Written instruction
Find each line containing the string "been" and return it.

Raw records
┄┄┄┄┄┄

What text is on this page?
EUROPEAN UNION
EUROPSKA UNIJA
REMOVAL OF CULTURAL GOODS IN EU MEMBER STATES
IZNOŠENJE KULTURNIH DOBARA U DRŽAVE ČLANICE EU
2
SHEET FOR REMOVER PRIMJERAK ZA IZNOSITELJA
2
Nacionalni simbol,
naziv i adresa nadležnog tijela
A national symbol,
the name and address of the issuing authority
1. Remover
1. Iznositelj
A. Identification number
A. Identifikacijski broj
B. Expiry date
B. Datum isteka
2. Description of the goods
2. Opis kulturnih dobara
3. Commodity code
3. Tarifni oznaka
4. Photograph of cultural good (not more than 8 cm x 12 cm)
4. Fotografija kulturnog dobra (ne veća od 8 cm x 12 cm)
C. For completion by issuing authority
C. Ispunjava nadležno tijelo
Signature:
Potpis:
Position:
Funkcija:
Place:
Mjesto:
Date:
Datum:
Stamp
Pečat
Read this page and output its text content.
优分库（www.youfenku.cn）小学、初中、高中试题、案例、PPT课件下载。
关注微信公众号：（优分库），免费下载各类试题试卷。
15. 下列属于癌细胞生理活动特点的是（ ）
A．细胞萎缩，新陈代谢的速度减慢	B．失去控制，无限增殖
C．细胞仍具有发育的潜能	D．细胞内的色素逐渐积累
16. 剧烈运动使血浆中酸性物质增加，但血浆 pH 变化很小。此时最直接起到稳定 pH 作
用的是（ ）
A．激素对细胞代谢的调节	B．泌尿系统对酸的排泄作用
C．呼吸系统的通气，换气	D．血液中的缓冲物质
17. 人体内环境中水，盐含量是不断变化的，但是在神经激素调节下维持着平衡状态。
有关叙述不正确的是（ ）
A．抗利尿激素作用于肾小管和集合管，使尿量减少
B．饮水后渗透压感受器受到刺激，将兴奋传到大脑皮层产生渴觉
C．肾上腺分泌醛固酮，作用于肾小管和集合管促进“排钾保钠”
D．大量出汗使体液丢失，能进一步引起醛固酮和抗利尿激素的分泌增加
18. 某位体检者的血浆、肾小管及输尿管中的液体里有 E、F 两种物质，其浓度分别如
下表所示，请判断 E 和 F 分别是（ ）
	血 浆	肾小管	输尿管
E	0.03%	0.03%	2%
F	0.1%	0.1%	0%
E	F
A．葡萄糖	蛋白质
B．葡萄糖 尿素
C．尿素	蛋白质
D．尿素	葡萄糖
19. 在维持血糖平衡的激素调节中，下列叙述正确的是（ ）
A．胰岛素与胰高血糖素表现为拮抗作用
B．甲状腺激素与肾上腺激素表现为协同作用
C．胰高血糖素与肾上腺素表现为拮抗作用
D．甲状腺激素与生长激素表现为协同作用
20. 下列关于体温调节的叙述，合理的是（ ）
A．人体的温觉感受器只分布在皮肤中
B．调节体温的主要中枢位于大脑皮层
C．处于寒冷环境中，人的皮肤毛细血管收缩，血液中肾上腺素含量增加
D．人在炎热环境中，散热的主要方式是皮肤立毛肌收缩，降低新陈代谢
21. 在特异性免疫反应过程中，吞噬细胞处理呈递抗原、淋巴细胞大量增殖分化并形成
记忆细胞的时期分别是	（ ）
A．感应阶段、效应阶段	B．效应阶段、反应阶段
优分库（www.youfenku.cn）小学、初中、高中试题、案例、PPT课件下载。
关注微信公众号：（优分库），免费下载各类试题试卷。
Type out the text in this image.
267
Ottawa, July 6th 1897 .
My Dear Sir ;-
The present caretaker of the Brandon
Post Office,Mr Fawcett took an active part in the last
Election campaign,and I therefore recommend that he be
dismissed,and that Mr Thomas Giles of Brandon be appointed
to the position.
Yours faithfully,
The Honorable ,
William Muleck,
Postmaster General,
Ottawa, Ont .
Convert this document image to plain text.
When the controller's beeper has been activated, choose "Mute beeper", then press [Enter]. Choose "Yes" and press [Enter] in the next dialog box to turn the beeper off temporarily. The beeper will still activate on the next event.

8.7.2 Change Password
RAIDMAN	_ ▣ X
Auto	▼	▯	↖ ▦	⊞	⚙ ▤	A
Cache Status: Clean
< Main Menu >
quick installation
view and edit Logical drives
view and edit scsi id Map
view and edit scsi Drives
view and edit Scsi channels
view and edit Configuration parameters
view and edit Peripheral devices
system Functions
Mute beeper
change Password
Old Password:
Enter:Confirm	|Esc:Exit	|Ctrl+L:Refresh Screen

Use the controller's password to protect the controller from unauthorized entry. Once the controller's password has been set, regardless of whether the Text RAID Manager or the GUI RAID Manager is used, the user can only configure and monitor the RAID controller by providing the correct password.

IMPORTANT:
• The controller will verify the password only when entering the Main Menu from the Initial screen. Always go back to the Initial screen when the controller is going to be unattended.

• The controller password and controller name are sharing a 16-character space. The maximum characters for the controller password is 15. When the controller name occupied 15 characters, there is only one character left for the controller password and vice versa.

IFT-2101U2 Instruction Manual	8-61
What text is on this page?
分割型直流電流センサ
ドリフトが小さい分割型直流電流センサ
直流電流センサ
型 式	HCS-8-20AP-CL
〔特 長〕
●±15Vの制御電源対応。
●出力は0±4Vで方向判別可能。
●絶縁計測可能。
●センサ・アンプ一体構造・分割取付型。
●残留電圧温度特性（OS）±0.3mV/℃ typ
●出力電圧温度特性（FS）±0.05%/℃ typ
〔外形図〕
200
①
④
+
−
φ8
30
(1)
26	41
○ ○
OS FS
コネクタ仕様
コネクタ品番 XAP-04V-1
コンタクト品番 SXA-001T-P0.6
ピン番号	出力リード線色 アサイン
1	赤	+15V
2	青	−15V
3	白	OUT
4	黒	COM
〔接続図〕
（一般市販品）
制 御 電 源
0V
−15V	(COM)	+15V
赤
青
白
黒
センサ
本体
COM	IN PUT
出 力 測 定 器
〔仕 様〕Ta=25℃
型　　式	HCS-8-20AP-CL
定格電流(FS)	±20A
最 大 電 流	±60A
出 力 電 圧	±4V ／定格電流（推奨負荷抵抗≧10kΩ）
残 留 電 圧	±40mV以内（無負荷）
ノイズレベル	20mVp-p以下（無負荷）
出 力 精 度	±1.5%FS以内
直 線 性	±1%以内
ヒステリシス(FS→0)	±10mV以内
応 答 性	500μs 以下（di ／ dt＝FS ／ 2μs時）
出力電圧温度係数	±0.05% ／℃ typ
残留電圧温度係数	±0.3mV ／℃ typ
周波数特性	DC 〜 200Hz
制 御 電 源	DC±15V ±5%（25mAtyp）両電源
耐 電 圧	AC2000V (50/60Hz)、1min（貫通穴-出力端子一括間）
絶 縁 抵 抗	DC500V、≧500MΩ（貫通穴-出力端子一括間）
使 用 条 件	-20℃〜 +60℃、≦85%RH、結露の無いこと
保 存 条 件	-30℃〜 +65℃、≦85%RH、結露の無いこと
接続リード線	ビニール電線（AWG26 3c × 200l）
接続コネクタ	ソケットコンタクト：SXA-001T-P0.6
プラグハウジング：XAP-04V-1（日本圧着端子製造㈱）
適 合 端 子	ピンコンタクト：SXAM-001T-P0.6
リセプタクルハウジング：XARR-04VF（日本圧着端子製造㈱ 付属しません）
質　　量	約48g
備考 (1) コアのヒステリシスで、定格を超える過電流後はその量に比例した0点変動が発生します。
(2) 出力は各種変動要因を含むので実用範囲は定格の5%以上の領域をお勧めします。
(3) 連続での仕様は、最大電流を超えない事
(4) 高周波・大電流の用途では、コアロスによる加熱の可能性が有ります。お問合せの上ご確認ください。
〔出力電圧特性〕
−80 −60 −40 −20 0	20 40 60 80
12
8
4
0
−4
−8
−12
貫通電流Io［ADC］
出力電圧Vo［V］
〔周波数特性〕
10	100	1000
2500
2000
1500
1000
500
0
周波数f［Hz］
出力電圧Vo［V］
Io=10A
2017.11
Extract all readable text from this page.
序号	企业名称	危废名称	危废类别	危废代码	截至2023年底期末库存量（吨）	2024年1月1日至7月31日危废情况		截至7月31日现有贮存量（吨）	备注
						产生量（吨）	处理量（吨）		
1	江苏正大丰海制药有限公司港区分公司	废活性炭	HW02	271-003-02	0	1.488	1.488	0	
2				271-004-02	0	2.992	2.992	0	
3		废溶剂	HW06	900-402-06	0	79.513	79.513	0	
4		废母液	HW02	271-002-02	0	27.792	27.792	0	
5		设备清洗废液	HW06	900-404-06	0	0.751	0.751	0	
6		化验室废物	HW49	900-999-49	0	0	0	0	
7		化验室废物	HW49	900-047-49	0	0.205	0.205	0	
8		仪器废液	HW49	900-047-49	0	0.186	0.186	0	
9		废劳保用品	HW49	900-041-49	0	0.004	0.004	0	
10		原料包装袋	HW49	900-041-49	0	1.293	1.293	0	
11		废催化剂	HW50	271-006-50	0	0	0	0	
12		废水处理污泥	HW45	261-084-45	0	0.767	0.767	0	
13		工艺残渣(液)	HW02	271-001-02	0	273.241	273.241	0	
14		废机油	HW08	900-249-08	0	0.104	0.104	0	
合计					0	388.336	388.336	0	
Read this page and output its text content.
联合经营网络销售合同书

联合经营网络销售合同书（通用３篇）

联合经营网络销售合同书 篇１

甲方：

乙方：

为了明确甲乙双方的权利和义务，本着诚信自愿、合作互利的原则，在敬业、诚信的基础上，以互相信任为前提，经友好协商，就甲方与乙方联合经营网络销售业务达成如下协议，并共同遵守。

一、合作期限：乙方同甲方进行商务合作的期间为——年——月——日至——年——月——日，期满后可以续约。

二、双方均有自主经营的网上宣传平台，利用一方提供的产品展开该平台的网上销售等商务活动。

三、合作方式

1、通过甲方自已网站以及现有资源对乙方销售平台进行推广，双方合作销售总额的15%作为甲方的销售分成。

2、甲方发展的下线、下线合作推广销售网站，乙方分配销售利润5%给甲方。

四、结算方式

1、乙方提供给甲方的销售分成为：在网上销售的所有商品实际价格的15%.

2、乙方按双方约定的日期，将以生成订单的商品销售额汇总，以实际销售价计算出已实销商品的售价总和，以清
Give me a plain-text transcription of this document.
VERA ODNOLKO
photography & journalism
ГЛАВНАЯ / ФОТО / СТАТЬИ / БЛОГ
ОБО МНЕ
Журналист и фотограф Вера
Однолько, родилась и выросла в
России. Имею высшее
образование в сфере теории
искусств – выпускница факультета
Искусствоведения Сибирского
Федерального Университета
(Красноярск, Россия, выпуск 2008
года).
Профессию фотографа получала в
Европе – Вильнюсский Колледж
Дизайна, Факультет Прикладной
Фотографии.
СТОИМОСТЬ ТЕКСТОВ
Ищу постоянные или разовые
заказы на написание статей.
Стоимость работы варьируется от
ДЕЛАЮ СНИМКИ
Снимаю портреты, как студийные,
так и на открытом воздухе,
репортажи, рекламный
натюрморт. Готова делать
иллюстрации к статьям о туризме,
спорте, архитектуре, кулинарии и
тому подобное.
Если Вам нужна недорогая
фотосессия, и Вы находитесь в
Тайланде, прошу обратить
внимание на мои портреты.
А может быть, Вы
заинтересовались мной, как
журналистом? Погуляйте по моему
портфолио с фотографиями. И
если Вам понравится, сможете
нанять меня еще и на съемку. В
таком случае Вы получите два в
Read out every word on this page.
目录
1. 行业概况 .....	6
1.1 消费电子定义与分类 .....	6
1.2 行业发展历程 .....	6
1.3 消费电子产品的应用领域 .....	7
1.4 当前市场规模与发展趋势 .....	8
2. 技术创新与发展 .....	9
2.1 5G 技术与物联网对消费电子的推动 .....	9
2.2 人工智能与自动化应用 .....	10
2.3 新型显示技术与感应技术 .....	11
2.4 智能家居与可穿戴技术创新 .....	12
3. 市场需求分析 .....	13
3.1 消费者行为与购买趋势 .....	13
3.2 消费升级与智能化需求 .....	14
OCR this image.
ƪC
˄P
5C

┄┄┄┄┄┄

Problem solution
When the controller's beeper has been activated, choose "Mute beeper", then press [Enter]. Choose "Yes" and press [Enter] in the next dialog box to turn the beeper off temporarily. The beeper will still activate on the next event.
Use the controller's password to protect the controller from unauthorized entry. Once the controller's password has been set, regardless of whether the Text RAID Manager or the GUI RAID Manager is used, the user can only configure and monitor the RAID controller by providing the correct password.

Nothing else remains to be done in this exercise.